Return every line below as is, leaving out the pictures.

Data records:
━━━━━━━━━━━━━━━━
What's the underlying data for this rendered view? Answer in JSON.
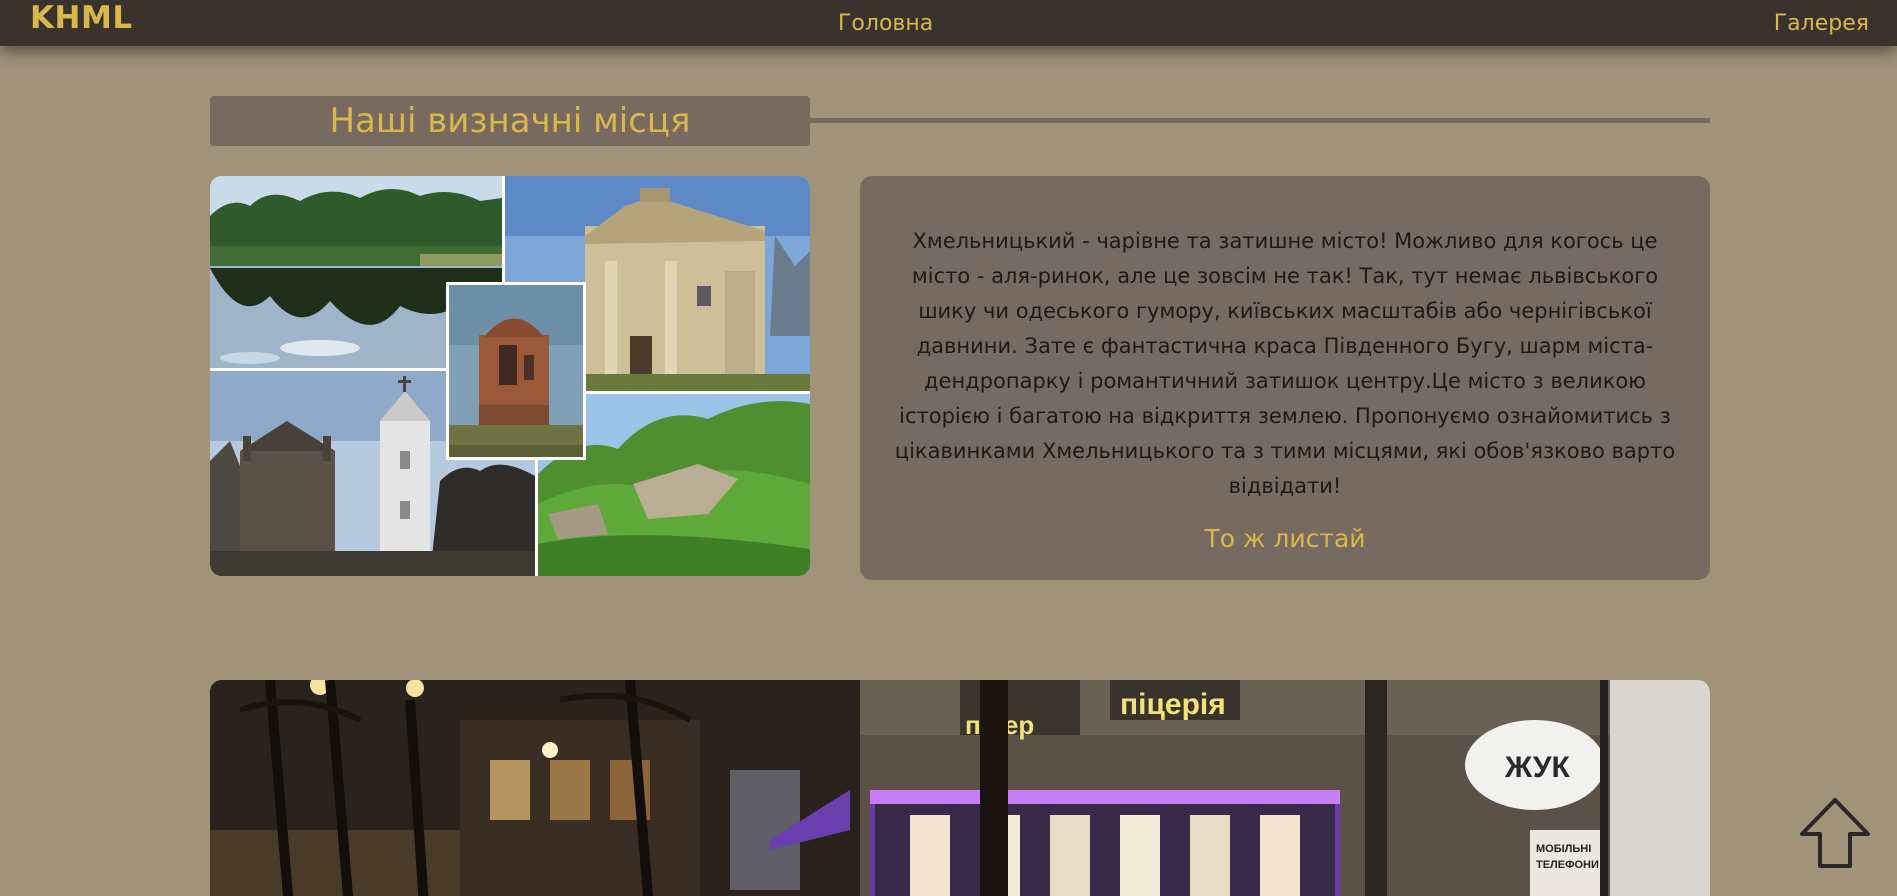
{
  "nav": {
    "logo": "KHML",
    "home": "Головна",
    "gallery": "Галерея"
  },
  "section": {
    "title": "Наші визначні місця"
  },
  "collage": {
    "photos": [
      "lake-photo",
      "church-top-photo",
      "chapel-photo",
      "church-bottom-photo",
      "cliffs-photo"
    ]
  },
  "info": {
    "text": "Хмельницький - чарівне та затишне місто! Можливо для когось це місто - аля-ринок, але це зовсім не так! Так, тут немає львівського шику чи одеського гумору, київських масштабів або чернігівської давнини. Зате є фантастична краса Південного Бугу, шарм міста-дендропарку і романтичний затишок центру.Це місто з великою історією і багатою на відкриття землею. Пропонуємо ознайомитись з цікавинками Хмельницького та з тими місцями, які обов'язково варто відвідати!",
    "link": "То ж листай"
  },
  "banner": {
    "signs": [
      "піцерія",
      "піцер",
      "ЖУК",
      "МОБІЛЬНІ",
      "ТЕЛЕФОНИ"
    ]
  },
  "icons": {
    "scroll_top": "arrow-up-icon"
  },
  "colors": {
    "background": "#a1937a",
    "navbar": "#3a332d",
    "accent": "#d8b84a",
    "card": "#776a60"
  }
}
━━━━━━━━━━━━━━━━
Finished answer:
What's the underlying data for this rendered view? Answer in JSON.
{
  "nav": {
    "logo": "KHML",
    "home": "Головна",
    "gallery": "Галерея"
  },
  "section": {
    "title": "Наші визначні місця"
  },
  "collage": {
    "photos": [
      "lake-photo",
      "church-top-photo",
      "chapel-photo",
      "church-bottom-photo",
      "cliffs-photo"
    ]
  },
  "info": {
    "text": "Хмельницький - чарівне та затишне місто! Можливо для когось це місто - аля-ринок, але це зовсім не так! Так, тут немає львівського шику чи одеського гумору, київських масштабів або чернігівської давнини. Зате є фантастична краса Південного Бугу, шарм міста-дендропарку і романтичний затишок центру.Це місто з великою історією і багатою на відкриття землею. Пропонуємо ознайомитись з цікавинками Хмельницького та з тими місцями, які обов'язково варто відвідати!",
    "link": "То ж листай"
  },
  "banner": {
    "signs": [
      "піцерія",
      "піцер",
      "ЖУК",
      "МОБІЛЬНІ",
      "ТЕЛЕФОНИ"
    ]
  },
  "icons": {
    "scroll_top": "arrow-up-icon"
  },
  "colors": {
    "background": "#a1937a",
    "navbar": "#3a332d",
    "accent": "#d8b84a",
    "card": "#776a60"
  }
}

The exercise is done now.